Entries taken from a collection:
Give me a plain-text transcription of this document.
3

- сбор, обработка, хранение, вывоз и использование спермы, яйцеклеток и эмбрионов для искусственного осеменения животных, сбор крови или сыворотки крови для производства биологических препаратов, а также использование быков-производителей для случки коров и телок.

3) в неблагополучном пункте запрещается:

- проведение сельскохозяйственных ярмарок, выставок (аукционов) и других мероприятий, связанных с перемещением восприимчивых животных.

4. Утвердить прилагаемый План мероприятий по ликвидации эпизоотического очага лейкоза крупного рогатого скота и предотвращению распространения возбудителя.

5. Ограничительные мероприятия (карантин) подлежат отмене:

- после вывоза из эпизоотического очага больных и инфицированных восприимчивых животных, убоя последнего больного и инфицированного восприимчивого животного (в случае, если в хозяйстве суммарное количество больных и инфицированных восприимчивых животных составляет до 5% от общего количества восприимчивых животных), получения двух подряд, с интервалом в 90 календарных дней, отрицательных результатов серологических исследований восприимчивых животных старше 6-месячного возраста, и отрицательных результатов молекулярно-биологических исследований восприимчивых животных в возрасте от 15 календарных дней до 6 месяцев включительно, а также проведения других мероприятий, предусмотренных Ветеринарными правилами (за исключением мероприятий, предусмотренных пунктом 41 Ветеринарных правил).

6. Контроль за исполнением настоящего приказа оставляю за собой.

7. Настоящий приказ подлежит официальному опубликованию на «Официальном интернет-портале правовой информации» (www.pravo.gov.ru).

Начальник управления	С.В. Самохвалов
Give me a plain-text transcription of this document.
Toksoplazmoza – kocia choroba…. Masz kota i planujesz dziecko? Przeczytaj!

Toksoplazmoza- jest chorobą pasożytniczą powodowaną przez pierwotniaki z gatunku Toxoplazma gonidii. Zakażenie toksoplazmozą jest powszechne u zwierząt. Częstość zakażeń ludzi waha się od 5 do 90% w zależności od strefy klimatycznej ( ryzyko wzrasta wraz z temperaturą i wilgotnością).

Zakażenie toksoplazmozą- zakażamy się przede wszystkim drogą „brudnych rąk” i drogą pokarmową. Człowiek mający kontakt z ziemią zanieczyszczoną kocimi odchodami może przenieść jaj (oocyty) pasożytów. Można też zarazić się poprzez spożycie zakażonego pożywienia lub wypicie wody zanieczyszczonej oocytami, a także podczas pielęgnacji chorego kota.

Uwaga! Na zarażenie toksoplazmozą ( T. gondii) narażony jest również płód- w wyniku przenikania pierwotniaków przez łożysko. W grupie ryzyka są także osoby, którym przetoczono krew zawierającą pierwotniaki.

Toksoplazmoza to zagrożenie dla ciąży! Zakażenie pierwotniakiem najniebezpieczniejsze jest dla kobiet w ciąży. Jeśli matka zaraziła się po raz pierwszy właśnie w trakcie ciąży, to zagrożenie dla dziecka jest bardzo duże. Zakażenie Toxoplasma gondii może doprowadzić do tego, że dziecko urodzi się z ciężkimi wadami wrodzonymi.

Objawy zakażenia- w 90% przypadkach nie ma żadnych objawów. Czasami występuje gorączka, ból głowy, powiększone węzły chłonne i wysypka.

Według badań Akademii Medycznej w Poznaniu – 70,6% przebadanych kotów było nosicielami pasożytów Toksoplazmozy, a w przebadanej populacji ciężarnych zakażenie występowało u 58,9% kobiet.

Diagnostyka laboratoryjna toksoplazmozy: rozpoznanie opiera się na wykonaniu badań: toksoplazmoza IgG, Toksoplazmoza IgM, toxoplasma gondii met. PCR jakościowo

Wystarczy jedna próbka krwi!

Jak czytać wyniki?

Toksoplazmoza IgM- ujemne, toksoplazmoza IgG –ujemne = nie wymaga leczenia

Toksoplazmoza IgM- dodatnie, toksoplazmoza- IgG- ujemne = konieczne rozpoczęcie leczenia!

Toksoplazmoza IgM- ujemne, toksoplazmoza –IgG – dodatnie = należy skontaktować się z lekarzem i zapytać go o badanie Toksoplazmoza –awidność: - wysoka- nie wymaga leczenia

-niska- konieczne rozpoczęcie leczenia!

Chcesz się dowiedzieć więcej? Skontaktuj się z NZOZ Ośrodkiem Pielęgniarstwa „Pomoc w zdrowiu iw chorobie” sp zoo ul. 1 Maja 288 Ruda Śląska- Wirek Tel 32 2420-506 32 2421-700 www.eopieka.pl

WRITTEN REQUEST:
Transcribe the material above word for word.

SOLVED PROBLEM:
Give me a plain-text transcription of this document.
3

- сбор, обработка, хранение, вывоз и использование спермы, яйцеклеток и эмбрионов для искусственного осеменения животных, сбор крови или сыворотки крови для производства биологических препаратов, а также использование быков-производителей для случки коров и телок.

3) в неблагополучном пункте запрещается:

- проведение сельскохозяйственных ярмарок, выставок (аукционов) и других мероприятий, связанных с перемещением восприимчивых животных.

4. Утвердить прилагаемый План мероприятий по ликвидации эпизоотического очага лейкоза крупного рогатого скота и предотвращению распространения возбудителя.

5. Ограничительные мероприятия (карантин) подлежат отмене:

- после вывоза из эпизоотического очага больных и инфицированных восприимчивых животных, убоя последнего больного и инфицированного восприимчивого животного (в случае, если в хозяйстве суммарное количество больных и инфицированных восприимчивых животных составляет до 5% от общего количества восприимчивых животных), получения двух подряд, с интервалом в 90 календарных дней, отрицательных результатов серологических исследований восприимчивых животных старше 6-месячного возраста, и отрицательных результатов молекулярно-биологических исследований восприимчивых животных в возрасте от 15 календарных дней до 6 месяцев включительно, а также проведения других мероприятий, предусмотренных Ветеринарными правилами (за исключением мероприятий, предусмотренных пунктом 41 Ветеринарных правил).

6. Контроль за исполнением настоящего приказа оставляю за собой.

7. Настоящий приказ подлежит официальному опубликованию на «Официальном интернет-портале правовой информации» (www.pravo.gov.ru).

Начальник управления	С.В. Самохвалов
Give me a plain-text transcription of this document.
Toksoplazmoza – kocia choroba…. Masz kota i planujesz dziecko? Przeczytaj!

Toksoplazmoza- jest chorobą pasożytniczą powodowaną przez pierwotniaki z gatunku Toxoplazma gonidii. Zakażenie toksoplazmozą jest powszechne u zwierząt. Częstość zakażeń ludzi waha się od 5 do 90% w zależności od strefy klimatycznej ( ryzyko wzrasta wraz z temperaturą i wilgotnością).

Zakażenie toksoplazmozą- zakażamy się przede wszystkim drogą „brudnych rąk” i drogą pokarmową. Człowiek mający kontakt z ziemią zanieczyszczoną kocimi odchodami może przenieść jaj (oocyty) pasożytów. Można też zarazić się poprzez spożycie zakażonego pożywienia lub wypicie wody zanieczyszczonej oocytami, a także podczas pielęgnacji chorego kota.

Uwaga! Na zarażenie toksoplazmozą ( T. gondii) narażony jest również płód- w wyniku przenikania pierwotniaków przez łożysko. W grupie ryzyka są także osoby, którym przetoczono krew zawierającą pierwotniaki.

Toksoplazmoza to zagrożenie dla ciąży! Zakażenie pierwotniakiem najniebezpieczniejsze jest dla kobiet w ciąży. Jeśli matka zaraziła się po raz pierwszy właśnie w trakcie ciąży, to zagrożenie dla dziecka jest bardzo duże. Zakażenie Toxoplasma gondii może doprowadzić do tego, że dziecko urodzi się z ciężkimi wadami wrodzonymi.

Objawy zakażenia- w 90% przypadkach nie ma żadnych objawów. Czasami występuje gorączka, ból głowy, powiększone węzły chłonne i wysypka.

Według badań Akademii Medycznej w Poznaniu – 70,6% przebadanych kotów było nosicielami pasożytów Toksoplazmozy, a w przebadanej populacji ciężarnych zakażenie występowało u 58,9% kobiet.

Diagnostyka laboratoryjna toksoplazmozy: rozpoznanie opiera się na wykonaniu badań: toksoplazmoza IgG, Toksoplazmoza IgM, toxoplasma gondii met. PCR jakościowo

Wystarczy jedna próbka krwi!

Jak czytać wyniki?

Toksoplazmoza IgM- ujemne, toksoplazmoza IgG –ujemne = nie wymaga leczenia

Toksoplazmoza IgM- dodatnie, toksoplazmoza- IgG- ujemne = konieczne rozpoczęcie leczenia!

Toksoplazmoza IgM- ujemne, toksoplazmoza –IgG – dodatnie = należy skontaktować się z lekarzem i zapytać go o badanie Toksoplazmoza –awidność: - wysoka- nie wymaga leczenia

-niska- konieczne rozpoczęcie leczenia!

Chcesz się dowiedzieć więcej? Skontaktuj się z NZOZ Ośrodkiem Pielęgniarstwa „Pomoc w zdrowiu iw chorobie” sp zoo ul. 1 Maja 288 Ruda Śląska- Wirek Tel 32 2420-506 32 2421-700 www.eopieka.pl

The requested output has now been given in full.